#### Records for the task:

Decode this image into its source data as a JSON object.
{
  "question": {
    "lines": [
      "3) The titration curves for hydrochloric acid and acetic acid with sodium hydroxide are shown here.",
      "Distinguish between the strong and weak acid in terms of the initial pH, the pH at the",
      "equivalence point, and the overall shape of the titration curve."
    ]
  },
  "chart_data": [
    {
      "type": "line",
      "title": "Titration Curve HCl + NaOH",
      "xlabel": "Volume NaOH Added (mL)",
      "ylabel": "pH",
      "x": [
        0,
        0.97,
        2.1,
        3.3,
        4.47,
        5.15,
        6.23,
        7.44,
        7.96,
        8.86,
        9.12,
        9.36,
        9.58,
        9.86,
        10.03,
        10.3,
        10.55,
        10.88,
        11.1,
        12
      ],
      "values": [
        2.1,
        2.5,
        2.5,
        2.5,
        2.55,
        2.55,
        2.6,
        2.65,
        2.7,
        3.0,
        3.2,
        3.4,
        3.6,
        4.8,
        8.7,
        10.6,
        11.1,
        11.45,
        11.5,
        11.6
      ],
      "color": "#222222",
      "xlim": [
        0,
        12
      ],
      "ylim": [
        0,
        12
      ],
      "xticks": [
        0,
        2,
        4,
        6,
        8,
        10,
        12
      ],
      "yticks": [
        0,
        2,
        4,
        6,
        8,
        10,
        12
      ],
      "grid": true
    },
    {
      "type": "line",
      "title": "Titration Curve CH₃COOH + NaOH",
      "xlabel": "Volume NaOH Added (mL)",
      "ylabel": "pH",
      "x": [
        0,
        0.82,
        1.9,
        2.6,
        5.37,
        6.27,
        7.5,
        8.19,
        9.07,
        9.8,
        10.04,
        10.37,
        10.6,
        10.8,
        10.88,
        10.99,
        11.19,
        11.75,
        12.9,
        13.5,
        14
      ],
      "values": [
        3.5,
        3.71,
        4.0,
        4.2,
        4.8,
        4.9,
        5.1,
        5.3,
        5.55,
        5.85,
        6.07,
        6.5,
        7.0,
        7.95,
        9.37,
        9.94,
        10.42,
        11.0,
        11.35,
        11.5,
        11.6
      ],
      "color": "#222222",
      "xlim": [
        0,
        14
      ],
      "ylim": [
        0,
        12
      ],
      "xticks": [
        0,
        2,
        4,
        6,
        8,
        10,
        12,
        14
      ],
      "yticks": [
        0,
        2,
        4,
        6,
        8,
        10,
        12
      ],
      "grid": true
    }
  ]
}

#### Set task:
Please reproduce the entire listing, exactly as shown.

#### Answer to the task:
Decode this image into its source data as a JSON object.
{
  "question": {
    "lines": [
      "3) The titration curves for hydrochloric acid and acetic acid with sodium hydroxide are shown here.",
      "Distinguish between the strong and weak acid in terms of the initial pH, the pH at the",
      "equivalence point, and the overall shape of the titration curve."
    ]
  },
  "chart_data": [
    {
      "type": "line",
      "title": "Titration Curve HCl + NaOH",
      "xlabel": "Volume NaOH Added (mL)",
      "ylabel": "pH",
      "x": [
        0,
        0.97,
        2.1,
        3.3,
        4.47,
        5.15,
        6.23,
        7.44,
        7.96,
        8.86,
        9.12,
        9.36,
        9.58,
        9.86,
        10.03,
        10.3,
        10.55,
        10.88,
        11.1,
        12
      ],
      "values": [
        2.1,
        2.5,
        2.5,
        2.5,
        2.55,
        2.55,
        2.6,
        2.65,
        2.7,
        3.0,
        3.2,
        3.4,
        3.6,
        4.8,
        8.7,
        10.6,
        11.1,
        11.45,
        11.5,
        11.6
      ],
      "color": "#222222",
      "xlim": [
        0,
        12
      ],
      "ylim": [
        0,
        12
      ],
      "xticks": [
        0,
        2,
        4,
        6,
        8,
        10,
        12
      ],
      "yticks": [
        0,
        2,
        4,
        6,
        8,
        10,
        12
      ],
      "grid": true
    },
    {
      "type": "line",
      "title": "Titration Curve CH₃COOH + NaOH",
      "xlabel": "Volume NaOH Added (mL)",
      "ylabel": "pH",
      "x": [
        0,
        0.82,
        1.9,
        2.6,
        5.37,
        6.27,
        7.5,
        8.19,
        9.07,
        9.8,
        10.04,
        10.37,
        10.6,
        10.8,
        10.88,
        10.99,
        11.19,
        11.75,
        12.9,
        13.5,
        14
      ],
      "values": [
        3.5,
        3.71,
        4.0,
        4.2,
        4.8,
        4.9,
        5.1,
        5.3,
        5.55,
        5.85,
        6.07,
        6.5,
        7.0,
        7.95,
        9.37,
        9.94,
        10.42,
        11.0,
        11.35,
        11.5,
        11.6
      ],
      "color": "#222222",
      "xlim": [
        0,
        14
      ],
      "ylim": [
        0,
        12
      ],
      "xticks": [
        0,
        2,
        4,
        6,
        8,
        10,
        12,
        14
      ],
      "yticks": [
        0,
        2,
        4,
        6,
        8,
        10,
        12
      ],
      "grid": true
    }
  ]
}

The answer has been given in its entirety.